**Exercise:**
Reproduce all of the lines below, substituting "Drawing size" for every occurrence of "Patent image size" and leaving everything else unchanged.

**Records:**

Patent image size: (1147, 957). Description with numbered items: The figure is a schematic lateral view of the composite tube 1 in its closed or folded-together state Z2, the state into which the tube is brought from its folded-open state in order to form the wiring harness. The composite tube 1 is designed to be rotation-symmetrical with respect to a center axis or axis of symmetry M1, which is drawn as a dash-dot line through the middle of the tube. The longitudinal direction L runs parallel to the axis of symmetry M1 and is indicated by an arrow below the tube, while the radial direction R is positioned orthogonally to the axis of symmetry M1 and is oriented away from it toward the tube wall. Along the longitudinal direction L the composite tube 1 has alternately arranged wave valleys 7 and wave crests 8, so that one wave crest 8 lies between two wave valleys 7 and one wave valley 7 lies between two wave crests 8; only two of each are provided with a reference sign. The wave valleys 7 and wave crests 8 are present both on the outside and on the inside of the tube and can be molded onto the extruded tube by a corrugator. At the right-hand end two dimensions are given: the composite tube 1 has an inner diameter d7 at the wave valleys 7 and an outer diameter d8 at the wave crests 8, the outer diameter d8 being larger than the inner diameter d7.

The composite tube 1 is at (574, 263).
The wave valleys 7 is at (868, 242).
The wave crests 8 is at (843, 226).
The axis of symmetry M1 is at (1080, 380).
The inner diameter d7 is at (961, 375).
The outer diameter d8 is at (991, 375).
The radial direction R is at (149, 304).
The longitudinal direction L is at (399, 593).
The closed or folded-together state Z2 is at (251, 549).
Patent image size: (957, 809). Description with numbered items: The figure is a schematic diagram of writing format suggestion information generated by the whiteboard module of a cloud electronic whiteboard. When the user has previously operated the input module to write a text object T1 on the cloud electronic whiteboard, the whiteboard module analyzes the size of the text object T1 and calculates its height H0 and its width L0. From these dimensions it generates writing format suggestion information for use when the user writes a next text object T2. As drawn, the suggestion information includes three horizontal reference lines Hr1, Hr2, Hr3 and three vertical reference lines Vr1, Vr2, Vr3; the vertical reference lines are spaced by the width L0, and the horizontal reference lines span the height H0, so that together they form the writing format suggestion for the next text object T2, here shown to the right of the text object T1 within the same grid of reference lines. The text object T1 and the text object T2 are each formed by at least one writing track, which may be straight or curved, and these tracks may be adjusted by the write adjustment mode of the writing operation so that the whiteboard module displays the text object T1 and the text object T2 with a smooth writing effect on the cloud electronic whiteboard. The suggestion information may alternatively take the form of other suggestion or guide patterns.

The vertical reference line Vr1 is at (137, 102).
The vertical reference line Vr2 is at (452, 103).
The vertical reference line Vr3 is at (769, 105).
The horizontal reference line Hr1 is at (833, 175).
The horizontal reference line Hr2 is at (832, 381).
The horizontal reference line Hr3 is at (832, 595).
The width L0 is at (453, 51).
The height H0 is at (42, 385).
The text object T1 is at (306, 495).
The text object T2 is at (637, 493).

**Result of this exercise:**
Drawing size: (1147, 957). Description with numbered items: The figure is a schematic lateral view of the composite tube 1 in its closed or folded-together state Z2, the state into which the tube is brought from its folded-open state in order to form the wiring harness. The composite tube 1 is designed to be rotation-symmetrical with respect to a center axis or axis of symmetry M1, which is drawn as a dash-dot line through the middle of the tube. The longitudinal direction L runs parallel to the axis of symmetry M1 and is indicated by an arrow below the tube, while the radial direction R is positioned orthogonally to the axis of symmetry M1 and is oriented away from it toward the tube wall. Along the longitudinal direction L the composite tube 1 has alternately arranged wave valleys 7 and wave crests 8, so that one wave crest 8 lies between two wave valleys 7 and one wave valley 7 lies between two wave crests 8; only two of each are provided with a reference sign. The wave valleys 7 and wave crests 8 are present both on the outside and on the inside of the tube and can be molded onto the extruded tube by a corrugator. At the right-hand end two dimensions are given: the composite tube 1 has an inner diameter d7 at the wave valleys 7 and an outer diameter d8 at the wave crests 8, the outer diameter d8 being larger than the inner diameter d7.

The composite tube 1 is at (574, 263).
The wave valleys 7 is at (868, 242).
The wave crests 8 is at (843, 226).
The axis of symmetry M1 is at (1080, 380).
The inner diameter d7 is at (961, 375).
The outer diameter d8 is at (991, 375).
The radial direction R is at (149, 304).
The longitudinal direction L is at (399, 593).
The closed or folded-together state Z2 is at (251, 549).
Drawing size: (957, 809). Description with numbered items: The figure is a schematic diagram of writing format suggestion information generated by the whiteboard module of a cloud electronic whiteboard. When the user has previously operated the input module to write a text object T1 on the cloud electronic whiteboard, the whiteboard module analyzes the size of the text object T1 and calculates its height H0 and its width L0. From these dimensions it generates writing format suggestion information for use when the user writes a next text object T2. As drawn, the suggestion information includes three horizontal reference lines Hr1, Hr2, Hr3 and three vertical reference lines Vr1, Vr2, Vr3; the vertical reference lines are spaced by the width L0, and the horizontal reference lines span the height H0, so that together they form the writing format suggestion for the next text object T2, here shown to the right of the text object T1 within the same grid of reference lines. The text object T1 and the text object T2 are each formed by at least one writing track, which may be straight or curved, and these tracks may be adjusted by the write adjustment mode of the writing operation so that the whiteboard module displays the text object T1 and the text object T2 with a smooth writing effect on the cloud electronic whiteboard. The suggestion information may alternatively take the form of other suggestion or guide patterns.

The vertical reference line Vr1 is at (137, 102).
The vertical reference line Vr2 is at (452, 103).
The vertical reference line Vr3 is at (769, 105).
The horizontal reference line Hr1 is at (833, 175).
The horizontal reference line Hr2 is at (832, 381).
The horizontal reference line Hr3 is at (832, 595).
The width L0 is at (453, 51).
The height H0 is at (42, 385).
The text object T1 is at (306, 495).
The text object T2 is at (637, 493).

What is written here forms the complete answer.